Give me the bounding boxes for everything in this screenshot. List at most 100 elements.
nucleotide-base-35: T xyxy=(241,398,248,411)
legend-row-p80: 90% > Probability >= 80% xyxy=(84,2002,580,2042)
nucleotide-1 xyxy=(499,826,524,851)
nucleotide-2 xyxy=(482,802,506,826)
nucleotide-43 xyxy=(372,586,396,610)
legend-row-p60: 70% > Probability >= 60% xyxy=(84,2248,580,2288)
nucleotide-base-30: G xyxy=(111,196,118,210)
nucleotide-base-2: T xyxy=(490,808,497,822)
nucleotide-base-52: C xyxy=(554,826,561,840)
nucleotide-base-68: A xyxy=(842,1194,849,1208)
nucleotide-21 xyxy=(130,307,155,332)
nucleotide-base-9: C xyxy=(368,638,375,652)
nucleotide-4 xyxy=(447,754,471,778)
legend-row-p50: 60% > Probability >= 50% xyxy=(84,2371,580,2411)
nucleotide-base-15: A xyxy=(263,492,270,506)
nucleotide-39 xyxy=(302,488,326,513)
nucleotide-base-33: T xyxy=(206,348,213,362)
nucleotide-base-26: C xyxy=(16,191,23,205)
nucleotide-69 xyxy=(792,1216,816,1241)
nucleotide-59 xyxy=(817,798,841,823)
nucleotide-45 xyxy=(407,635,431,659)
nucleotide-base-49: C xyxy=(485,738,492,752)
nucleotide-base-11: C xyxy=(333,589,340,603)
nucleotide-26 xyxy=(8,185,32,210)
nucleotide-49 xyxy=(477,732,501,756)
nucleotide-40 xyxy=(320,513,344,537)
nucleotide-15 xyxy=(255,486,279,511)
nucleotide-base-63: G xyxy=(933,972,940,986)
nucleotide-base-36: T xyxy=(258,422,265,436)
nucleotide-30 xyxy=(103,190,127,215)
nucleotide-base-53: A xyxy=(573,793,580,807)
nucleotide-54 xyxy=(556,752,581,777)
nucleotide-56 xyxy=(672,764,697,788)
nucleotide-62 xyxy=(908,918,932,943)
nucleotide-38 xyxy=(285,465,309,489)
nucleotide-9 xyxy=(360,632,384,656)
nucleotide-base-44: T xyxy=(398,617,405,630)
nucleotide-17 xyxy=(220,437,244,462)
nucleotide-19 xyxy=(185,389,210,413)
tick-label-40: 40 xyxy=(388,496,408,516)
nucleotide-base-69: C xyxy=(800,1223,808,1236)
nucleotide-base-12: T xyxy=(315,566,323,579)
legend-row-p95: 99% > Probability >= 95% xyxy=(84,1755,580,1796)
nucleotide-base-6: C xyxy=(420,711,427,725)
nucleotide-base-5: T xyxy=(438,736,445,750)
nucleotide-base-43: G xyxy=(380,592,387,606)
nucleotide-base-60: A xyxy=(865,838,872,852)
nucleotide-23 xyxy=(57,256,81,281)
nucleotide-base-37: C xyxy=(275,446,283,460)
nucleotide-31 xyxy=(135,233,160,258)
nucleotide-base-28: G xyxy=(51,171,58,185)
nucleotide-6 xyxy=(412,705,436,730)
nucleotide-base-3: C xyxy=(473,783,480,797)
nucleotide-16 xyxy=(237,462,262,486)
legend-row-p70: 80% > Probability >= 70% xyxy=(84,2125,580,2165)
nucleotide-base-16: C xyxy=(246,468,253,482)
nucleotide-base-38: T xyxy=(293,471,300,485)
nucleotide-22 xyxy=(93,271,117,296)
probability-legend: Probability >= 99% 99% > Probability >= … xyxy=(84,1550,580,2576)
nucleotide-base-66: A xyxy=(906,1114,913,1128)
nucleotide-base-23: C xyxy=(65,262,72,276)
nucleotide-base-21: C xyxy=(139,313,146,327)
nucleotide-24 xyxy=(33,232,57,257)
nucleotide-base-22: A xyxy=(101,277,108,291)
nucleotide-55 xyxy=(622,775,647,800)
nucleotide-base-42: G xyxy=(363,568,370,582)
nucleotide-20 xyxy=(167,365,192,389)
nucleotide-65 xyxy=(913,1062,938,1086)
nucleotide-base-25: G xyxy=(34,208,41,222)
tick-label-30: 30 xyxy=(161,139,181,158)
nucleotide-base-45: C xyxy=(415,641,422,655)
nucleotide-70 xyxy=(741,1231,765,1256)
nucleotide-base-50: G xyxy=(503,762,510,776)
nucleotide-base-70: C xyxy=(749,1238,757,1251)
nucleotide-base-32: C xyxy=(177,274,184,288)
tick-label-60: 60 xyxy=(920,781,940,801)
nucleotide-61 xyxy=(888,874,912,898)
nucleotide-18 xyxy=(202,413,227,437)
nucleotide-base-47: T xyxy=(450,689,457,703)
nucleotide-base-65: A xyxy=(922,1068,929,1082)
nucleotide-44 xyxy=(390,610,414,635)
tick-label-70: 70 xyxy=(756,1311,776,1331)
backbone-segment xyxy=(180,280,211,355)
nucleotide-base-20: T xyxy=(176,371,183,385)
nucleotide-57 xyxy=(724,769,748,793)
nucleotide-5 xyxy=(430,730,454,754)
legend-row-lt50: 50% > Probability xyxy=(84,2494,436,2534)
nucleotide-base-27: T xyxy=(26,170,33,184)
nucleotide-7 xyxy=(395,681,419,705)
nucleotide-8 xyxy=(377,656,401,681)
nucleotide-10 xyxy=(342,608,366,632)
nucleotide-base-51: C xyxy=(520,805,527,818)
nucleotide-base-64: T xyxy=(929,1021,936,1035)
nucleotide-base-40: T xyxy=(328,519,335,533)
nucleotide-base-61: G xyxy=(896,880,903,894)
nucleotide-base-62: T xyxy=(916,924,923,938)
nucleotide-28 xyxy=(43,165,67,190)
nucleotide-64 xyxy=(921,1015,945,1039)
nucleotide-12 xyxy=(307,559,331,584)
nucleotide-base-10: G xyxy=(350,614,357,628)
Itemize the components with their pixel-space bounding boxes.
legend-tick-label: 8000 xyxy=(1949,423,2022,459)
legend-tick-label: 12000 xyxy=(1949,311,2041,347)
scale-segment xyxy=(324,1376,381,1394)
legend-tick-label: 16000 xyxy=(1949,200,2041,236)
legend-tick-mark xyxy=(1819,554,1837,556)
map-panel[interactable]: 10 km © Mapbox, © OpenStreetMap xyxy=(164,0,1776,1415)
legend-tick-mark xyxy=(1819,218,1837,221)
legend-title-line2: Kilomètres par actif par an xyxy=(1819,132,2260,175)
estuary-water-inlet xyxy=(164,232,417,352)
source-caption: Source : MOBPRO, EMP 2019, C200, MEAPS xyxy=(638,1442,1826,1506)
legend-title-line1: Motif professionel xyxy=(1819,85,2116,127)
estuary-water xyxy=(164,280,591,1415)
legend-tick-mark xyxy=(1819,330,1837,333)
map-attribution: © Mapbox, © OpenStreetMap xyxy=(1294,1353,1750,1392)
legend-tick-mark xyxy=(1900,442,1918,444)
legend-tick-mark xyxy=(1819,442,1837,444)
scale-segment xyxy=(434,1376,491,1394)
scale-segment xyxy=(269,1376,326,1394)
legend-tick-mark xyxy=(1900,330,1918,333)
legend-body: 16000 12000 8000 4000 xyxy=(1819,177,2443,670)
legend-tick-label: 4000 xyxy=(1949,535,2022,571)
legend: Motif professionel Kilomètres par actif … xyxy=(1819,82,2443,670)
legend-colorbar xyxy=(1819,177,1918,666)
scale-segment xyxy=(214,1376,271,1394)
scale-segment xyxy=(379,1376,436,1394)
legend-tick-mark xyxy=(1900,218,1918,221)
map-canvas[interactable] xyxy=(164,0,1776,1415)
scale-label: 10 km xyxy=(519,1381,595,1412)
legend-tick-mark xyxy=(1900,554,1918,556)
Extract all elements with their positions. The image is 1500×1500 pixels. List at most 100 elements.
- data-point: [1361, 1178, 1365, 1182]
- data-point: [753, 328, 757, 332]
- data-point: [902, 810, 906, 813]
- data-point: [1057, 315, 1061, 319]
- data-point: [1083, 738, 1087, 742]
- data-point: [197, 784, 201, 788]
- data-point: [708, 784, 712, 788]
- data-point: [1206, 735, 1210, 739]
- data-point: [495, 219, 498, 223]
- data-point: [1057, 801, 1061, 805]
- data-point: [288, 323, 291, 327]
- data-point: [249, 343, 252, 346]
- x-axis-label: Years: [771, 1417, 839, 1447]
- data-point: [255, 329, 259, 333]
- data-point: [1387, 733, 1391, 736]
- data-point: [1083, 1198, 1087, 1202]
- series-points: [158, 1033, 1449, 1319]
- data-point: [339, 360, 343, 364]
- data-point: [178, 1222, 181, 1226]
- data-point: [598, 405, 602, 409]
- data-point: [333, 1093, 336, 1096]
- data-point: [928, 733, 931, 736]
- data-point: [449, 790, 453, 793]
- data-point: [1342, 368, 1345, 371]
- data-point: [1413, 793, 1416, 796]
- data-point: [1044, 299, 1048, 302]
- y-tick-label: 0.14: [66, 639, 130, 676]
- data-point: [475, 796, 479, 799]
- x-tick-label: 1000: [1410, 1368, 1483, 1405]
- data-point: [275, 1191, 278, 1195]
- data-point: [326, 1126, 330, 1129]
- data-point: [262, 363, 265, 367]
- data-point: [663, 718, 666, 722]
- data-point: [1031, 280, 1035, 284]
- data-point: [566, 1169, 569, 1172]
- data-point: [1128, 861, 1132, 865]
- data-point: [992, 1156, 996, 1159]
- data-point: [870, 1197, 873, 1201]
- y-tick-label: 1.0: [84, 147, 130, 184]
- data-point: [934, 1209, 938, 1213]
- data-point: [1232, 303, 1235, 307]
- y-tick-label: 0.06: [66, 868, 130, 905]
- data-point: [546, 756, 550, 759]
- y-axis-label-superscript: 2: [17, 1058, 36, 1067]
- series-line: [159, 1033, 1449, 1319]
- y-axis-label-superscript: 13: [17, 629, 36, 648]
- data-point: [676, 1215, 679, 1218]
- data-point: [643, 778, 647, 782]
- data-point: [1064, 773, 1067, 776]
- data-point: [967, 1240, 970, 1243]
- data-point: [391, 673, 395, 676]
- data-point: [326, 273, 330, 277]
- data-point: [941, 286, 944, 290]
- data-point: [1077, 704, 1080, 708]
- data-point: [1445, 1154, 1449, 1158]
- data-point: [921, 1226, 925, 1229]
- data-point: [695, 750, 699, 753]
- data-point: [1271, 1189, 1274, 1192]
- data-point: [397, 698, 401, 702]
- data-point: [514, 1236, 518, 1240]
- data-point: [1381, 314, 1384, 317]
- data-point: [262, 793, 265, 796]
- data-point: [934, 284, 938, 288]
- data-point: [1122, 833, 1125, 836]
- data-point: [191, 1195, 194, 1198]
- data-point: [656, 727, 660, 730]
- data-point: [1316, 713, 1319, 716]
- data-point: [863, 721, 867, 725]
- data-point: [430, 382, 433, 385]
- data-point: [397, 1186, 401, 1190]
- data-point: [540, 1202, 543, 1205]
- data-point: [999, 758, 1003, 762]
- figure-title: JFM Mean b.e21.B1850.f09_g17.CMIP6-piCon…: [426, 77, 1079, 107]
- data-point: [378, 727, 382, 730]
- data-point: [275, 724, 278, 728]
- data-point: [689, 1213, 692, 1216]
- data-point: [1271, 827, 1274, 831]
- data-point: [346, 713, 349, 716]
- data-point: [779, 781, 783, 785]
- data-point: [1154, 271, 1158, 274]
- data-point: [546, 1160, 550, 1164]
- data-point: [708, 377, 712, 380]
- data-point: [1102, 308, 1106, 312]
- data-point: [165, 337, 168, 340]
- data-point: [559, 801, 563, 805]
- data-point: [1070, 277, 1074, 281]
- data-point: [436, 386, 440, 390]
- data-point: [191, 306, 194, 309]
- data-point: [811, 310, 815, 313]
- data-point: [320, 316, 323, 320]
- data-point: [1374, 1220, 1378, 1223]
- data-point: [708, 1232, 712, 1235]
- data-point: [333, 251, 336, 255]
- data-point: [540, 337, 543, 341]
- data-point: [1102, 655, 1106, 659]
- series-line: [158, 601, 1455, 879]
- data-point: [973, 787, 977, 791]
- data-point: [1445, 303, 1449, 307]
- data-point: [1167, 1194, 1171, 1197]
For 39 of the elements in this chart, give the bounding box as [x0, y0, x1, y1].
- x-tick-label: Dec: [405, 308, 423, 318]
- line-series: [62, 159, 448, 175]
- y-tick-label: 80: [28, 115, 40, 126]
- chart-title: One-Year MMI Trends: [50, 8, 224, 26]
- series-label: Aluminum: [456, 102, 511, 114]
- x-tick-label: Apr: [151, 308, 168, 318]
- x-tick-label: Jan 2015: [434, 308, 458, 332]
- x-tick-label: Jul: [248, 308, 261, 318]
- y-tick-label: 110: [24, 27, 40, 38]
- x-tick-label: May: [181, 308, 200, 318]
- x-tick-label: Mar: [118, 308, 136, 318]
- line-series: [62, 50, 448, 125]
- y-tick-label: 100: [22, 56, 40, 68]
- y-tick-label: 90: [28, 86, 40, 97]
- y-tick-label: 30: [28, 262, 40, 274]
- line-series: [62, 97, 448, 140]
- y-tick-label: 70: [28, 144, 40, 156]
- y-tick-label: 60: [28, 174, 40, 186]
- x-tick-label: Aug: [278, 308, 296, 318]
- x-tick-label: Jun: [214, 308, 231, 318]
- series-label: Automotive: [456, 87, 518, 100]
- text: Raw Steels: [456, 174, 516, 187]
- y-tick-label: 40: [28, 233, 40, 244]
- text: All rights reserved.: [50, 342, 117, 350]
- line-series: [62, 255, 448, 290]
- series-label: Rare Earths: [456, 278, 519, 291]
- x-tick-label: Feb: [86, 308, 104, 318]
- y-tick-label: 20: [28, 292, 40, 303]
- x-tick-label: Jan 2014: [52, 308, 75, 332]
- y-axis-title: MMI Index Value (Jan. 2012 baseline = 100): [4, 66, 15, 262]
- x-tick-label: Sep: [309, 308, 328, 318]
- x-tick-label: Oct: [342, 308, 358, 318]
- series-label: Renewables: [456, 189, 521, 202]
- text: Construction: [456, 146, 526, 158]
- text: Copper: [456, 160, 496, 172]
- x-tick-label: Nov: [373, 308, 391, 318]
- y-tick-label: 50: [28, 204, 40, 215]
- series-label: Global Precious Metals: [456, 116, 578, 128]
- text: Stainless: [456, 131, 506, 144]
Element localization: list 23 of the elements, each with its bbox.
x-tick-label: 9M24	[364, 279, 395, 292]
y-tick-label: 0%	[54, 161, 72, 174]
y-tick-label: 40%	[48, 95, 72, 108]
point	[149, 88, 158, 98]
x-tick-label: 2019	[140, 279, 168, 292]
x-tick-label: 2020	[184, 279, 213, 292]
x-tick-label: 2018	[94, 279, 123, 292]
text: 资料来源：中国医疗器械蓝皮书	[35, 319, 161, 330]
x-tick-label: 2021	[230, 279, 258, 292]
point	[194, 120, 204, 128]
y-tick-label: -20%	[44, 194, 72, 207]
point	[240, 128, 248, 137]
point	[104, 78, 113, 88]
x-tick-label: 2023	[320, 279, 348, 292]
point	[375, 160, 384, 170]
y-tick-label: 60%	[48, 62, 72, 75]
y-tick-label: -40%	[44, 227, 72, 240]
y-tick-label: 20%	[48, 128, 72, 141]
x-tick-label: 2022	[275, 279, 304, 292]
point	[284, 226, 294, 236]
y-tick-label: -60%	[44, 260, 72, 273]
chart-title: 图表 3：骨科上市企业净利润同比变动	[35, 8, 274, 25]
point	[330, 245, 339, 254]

* * *

## OBJECTIVE
Pull out every line of the records that contains the string "this", matching its case exactly.

## RESPONSE BELOW
Give me the bounding boxes for everything in this screenshot. List at most 100 elements.
For 39 of the elements in this chart, give the bounding box as [x0, y0, x1, y1].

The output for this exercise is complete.